- SOURCE DATA:
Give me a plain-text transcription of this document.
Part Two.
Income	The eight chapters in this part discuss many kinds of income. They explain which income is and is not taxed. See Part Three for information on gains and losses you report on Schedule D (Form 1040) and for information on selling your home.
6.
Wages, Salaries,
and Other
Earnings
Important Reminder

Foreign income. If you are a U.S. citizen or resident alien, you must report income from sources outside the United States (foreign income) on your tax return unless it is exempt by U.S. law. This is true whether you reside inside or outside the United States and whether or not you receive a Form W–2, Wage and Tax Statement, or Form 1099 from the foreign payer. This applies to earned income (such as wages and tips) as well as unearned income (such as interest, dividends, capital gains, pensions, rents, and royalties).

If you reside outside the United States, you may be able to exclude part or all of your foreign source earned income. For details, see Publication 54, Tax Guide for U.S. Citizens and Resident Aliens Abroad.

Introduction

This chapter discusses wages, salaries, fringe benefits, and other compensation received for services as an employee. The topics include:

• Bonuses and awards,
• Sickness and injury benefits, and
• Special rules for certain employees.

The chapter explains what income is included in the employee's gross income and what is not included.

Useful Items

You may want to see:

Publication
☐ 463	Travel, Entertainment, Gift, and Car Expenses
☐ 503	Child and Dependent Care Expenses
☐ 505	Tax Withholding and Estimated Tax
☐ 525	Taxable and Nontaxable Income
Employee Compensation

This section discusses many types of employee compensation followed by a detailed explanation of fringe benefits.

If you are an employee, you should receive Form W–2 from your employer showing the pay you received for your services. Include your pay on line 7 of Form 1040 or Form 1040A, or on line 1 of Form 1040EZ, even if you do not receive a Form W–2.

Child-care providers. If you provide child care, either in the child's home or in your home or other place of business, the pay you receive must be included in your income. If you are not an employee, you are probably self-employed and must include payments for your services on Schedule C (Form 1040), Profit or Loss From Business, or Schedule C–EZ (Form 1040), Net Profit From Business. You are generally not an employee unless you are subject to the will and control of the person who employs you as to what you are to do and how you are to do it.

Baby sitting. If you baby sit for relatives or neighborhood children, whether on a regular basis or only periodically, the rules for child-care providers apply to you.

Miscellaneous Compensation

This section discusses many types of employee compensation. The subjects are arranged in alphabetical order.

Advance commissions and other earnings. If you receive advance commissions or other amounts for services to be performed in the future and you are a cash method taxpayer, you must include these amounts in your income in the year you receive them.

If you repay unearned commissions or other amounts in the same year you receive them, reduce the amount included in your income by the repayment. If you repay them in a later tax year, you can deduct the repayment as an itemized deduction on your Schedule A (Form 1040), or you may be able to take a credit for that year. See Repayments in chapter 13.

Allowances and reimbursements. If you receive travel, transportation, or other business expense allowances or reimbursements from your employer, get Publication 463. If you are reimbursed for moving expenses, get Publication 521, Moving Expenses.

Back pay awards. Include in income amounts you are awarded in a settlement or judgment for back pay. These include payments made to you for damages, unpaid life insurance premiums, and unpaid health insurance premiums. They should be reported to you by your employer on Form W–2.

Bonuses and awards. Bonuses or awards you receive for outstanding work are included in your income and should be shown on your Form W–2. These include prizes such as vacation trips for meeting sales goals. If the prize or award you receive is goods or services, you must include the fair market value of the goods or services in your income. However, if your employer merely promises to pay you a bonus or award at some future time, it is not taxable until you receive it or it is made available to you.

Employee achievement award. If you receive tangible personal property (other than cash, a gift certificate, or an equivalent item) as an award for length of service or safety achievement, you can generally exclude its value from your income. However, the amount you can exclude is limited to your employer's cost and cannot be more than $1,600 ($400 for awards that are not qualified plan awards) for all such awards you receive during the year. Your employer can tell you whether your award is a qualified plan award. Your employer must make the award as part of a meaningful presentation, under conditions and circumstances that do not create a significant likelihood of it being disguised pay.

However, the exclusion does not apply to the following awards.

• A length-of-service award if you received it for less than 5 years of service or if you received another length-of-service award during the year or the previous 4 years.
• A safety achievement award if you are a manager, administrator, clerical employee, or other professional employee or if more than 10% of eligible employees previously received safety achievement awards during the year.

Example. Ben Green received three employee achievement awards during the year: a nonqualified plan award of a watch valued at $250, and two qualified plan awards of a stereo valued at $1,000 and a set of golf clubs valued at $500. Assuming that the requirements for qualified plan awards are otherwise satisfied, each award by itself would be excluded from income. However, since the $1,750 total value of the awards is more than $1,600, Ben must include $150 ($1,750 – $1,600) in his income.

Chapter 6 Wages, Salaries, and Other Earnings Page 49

- WHAT THE TASK REQUIRES: Return from the data every line that holds "home".

- PROBLEM SOLUTION:
Income	The eight chapters in this part discuss many kinds of income. They explain which income is and is not taxed. See Part Three for information on gains and losses you report on Schedule D (Form 1040) and for information on selling your home.
Child-care providers. If you provide child care, either in the child's home or in your home or other place of business, the pay you receive must be included in your income. If you are not an employee, you are probably self-employed and must include payments for your services on Schedule C (Form 1040), Profit or Loss From Business, or Schedule C–EZ (Form 1040), Net Profit From Business. You are generally not an employee unless you are subject to the will and control of the person who employs you as to what you are to do and how you are to do it.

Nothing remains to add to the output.